* [Kutipan Teks]
──────────
Perkembangan sains modern sering dipuji sebagai puncak pencapaian rasionalitas manusia. Kita menyaksikan bagaimana teknologi digital, kecerdasan buatan, rekayasa genetika, hingga eksplorasi ruang angkasa berkembang dengan laju yang sulit dibayangkan satu abad lalu. Namun, di balik prestasi tersebut, muncul kegelisahan baru: apakah sains yang dilepaskan dari nilai-nilai ketuhanan justru melahirkan teknologi yang kehilangan akhlak?
Pertanyaan ini semakin relevan ketika kita membaca ulang sejarah perkembangan sains Barat yang selama berabad-abad mengalami proses sekularisasi. Dari sudut pandang Islam, hubungan antara ilmu pengetahuan dan nilai moral tidak pernah bisa dipisahkan. Ilmu adalah cahaya—dan cahaya sejatinya tidak bergerak tanpa petunjuk. Oleh karena itu, kritik terhadap perkembangan sains yang tumbuh tanpa fondasi spiritual bukanlah penolakan terhadap kemajuan, melainkan ajakan untuk kembali menyeimbangkan antara akal dan wahyu, antara teknologi dan akhlak.

Warisan Sains Barat dan Jejak Sekularisasi
Sejarah sains Barat tidak dapat dilepaskan dari peristiwa besar abad pertengahan dan modern: konflik gereja dengan ilmuwan, revolusi industri, dan lahirnya paham-paham baru seperti rasionalisme, dan humanisme. Sejak Galileo dan Copernicus dipertentangkan dengan otoritas gereja, Barat perlahan membangun paradigma bahwa kebenaran hanya sah jika dapat diukur secara empiris. Tuhan dipandang sebagai entitas privat, bukan sumber epistemologi.
Paradigma inilah yang kemudian melahirkan pemisahan antara “sains” dan “agama”. Sains ditempatkan sebagai domain objektif dan rasional, sementara agama dianggap bersifat subjektif dan emosional. Akibatnya, ketika revolusi industri meledak pada abad ke-18, ilmu pengetahuan berkembang dengan orientasi yang sepenuhnya bersifat duniawi. Sains yang tidak lagi disandarkan pada nilai ketuhanan telah membuka ruang kosong: siapa yang bertanggung jawab atas etika penggunaan teknologi?
Sudut Pandang Islam: Ilmu yang Terikat Wahyu
Dalam tradisi Islam, ilmu tidak pernah berdiri sendiri. Sejak masa para ulama klasik, seperti Al-Ghazali, Ibn Sina, Ibn Haytham, Al-Biruni, hingga Ibn Rushd, sains berkembang dalam kerangka tauhid. Bahkan, motivasi utama lahirnya sains Islam klasik adalah memahami sunnatullah dalam ciptaan-Nya.
──────────
* [Data untuk Diolah]

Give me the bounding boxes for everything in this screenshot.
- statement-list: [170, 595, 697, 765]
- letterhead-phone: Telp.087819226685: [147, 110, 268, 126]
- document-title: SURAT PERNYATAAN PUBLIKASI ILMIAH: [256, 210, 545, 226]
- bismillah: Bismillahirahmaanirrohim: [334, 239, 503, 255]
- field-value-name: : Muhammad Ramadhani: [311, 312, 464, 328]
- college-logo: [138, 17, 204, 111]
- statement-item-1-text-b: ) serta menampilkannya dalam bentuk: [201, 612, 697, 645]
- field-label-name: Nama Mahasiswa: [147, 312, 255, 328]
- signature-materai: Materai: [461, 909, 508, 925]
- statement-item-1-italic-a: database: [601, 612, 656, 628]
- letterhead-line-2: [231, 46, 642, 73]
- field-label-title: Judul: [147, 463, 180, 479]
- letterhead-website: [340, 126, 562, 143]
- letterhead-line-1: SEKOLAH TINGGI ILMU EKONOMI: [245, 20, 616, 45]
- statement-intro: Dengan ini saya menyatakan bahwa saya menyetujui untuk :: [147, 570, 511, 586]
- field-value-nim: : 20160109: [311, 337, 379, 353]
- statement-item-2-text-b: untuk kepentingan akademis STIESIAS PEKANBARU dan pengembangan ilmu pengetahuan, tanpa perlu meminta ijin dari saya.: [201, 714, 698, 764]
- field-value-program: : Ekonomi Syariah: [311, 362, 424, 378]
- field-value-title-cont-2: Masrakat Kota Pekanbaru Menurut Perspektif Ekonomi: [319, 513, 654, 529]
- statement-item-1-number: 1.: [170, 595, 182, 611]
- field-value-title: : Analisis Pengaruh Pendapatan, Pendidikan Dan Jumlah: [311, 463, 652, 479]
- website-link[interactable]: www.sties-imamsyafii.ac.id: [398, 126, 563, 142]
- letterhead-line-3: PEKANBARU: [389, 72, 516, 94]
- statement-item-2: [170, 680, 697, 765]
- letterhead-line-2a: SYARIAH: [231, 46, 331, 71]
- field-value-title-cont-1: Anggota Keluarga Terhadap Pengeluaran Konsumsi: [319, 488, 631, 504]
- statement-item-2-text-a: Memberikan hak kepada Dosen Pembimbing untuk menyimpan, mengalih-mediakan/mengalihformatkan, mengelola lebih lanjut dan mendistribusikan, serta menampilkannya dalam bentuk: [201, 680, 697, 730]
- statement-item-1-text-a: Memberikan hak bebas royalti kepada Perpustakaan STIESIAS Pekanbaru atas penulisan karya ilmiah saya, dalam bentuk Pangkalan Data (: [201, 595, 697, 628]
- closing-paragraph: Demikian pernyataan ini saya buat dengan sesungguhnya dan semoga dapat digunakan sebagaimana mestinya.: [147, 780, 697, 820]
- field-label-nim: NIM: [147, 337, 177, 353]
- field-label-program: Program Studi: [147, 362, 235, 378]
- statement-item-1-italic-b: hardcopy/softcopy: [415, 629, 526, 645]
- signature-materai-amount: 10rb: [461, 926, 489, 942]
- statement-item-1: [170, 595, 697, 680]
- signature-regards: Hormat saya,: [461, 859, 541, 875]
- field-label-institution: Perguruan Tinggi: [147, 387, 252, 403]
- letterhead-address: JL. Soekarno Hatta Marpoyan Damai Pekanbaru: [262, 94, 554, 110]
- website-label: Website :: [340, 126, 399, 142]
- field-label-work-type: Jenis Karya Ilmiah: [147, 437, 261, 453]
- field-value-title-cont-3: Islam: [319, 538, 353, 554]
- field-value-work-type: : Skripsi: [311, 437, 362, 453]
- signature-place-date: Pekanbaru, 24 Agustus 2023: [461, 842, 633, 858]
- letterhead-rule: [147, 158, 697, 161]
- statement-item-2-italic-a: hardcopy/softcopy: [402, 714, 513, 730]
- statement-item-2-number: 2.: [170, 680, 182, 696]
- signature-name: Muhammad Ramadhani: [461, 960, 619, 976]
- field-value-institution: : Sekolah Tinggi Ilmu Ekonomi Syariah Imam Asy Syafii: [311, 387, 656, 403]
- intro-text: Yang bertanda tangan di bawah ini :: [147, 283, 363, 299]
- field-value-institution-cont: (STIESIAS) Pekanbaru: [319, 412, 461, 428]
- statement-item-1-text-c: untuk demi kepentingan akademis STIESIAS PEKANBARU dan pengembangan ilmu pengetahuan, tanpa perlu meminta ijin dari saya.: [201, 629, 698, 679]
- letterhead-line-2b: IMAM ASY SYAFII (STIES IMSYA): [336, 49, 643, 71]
──────────
* [Tugas Latihan 1] Tuliskan kembali tanpa perubahan bagian daftar yang dimulai dari baris pertamanya dan berakhir pada baris yang memuat "- field-value-program: : Ekonomi", termasuk kedua baris batas tersebut.
* [Tugas Latihan 2] Lanjutkan teks tentang sains dan Islam, dimulai tepat setelah kalimat terakhir yang ditampilkan.
Teks tentang sains dan Islam serta daftar di atas tidak memiliki keterkaitan satu sama lain.

* [Hasil Pengerjaan 1]
Give me the bounding boxes for everything in this screenshot.
- statement-list: [170, 595, 697, 765]
- letterhead-phone: Telp.087819226685: [147, 110, 268, 126]
- document-title: SURAT PERNYATAAN PUBLIKASI ILMIAH: [256, 210, 545, 226]
- bismillah: Bismillahirahmaanirrohim: [334, 239, 503, 255]
- field-value-name: : Muhammad Ramadhani: [311, 312, 464, 328]
- college-logo: [138, 17, 204, 111]
- statement-item-1-text-b: ) serta menampilkannya dalam bentuk: [201, 612, 697, 645]
- field-label-name: Nama Mahasiswa: [147, 312, 255, 328]
- signature-materai: Materai: [461, 909, 508, 925]
- statement-item-1-italic-a: database: [601, 612, 656, 628]
- letterhead-line-2: [231, 46, 642, 73]
- field-label-title: Judul: [147, 463, 180, 479]
- letterhead-website: [340, 126, 562, 143]
- letterhead-line-1: SEKOLAH TINGGI ILMU EKONOMI: [245, 20, 616, 45]
- statement-intro: Dengan ini saya menyatakan bahwa saya menyetujui untuk :: [147, 570, 511, 586]
- field-value-nim: : 20160109: [311, 337, 379, 353]
- statement-item-2-text-b: untuk kepentingan akademis STIESIAS PEKANBARU dan pengembangan ilmu pengetahuan, tanpa perlu meminta ijin dari saya.: [201, 714, 698, 764]
- field-value-program: : Ekonomi Syariah: [311, 362, 424, 378]

* [Hasil Pengerjaan 2]
Alquran menyebut pencarian ilmu sebagai ibadah: “Bacalah dengan nama Tuhanmu yang menciptakan…” (QS. Al-‘Alaq: 1).
Ayat ini tidak hanya memerintahkan membaca, tetapi juga mensyaratkan bahwa proses memahami realitas harus dimulai “dengan nama Tuhan”. Artinya, ada kesadaran transendental yang mendasari setiap pencarian ilmu.
Karena itu, sains dalam Islam tidak bebas nilai. Ia selalu diarahkan pada kemaslahatan, pada upaya menghadirkan rahmat bagi alam semesta. Inilah yang membuat para ilmuwan Muslim masa keemasan merumuskan etika penelitian, membatasi eksperimen tertentu, serta menempatkan nilai spiritual di pusat metodologi ilmiah.
Krisis Etika Teknologi di Dunia Modern
Ketika sains dilepaskan dari nilai-nilai moral, lahirlah berbagai krisis baru di era modern. Kita melihat bagaimana perkembangan teknologi digital menciptakan masalah privasi, dan manipulasi informasi. Di sisi lain, kemajuan bioteknologi menghadirkan dilema tentang rekayasa genetika, bayi hasil desain (designer babies), dan komersialisasi organ manusia.
Semua ini menunjukkan bahwa teknologi tidak pernah netral. Setiap inovasi membawa konsekuensi moral. Pertanyaannya: tanpa Tuhan, siapa yang menjadi kompas moral? Tanpa akhlak, teknologi akan dikendalikan oleh kepentingan pasar, politik, dan kekuasaan.
Contoh paling ekstrem adalah industri persenjataan. Sains modern telah melahirkan bom nuklir yang mampu melenyapkan jutaan nyawa dalam hitungan detik. Ilmu pengetahuan yang seharusnya menjadi jalan bagi kemajuan manusia justru berubah menjadi ancaman bagi kelangsungan hidup itu sendiri.
Di sinilah kritik terhadap sains Barat menjadi relevan. Bukan karena sains Barat salah, melainkan karena ia telah terlepas dari etika universal yang dipegang teguh oleh peradaban Islam. Tanpa nilai-nilai ketuhanan, sains kehilangan tujuan; ia bergerak tanpa arah, tanpa batas.
AI sebagai Bukti Kemajuan Teknologi—dan Tantangan Akhlak
Salah satu contoh paling nyata dari kemajuan teknologi modern adalah kecerdasan buatan (AI). Kehadiran AI telah mengubah berbagai aspek kehidupan: pendidikan, kesehatan, transportasi, komunikasi, hingga ibadah.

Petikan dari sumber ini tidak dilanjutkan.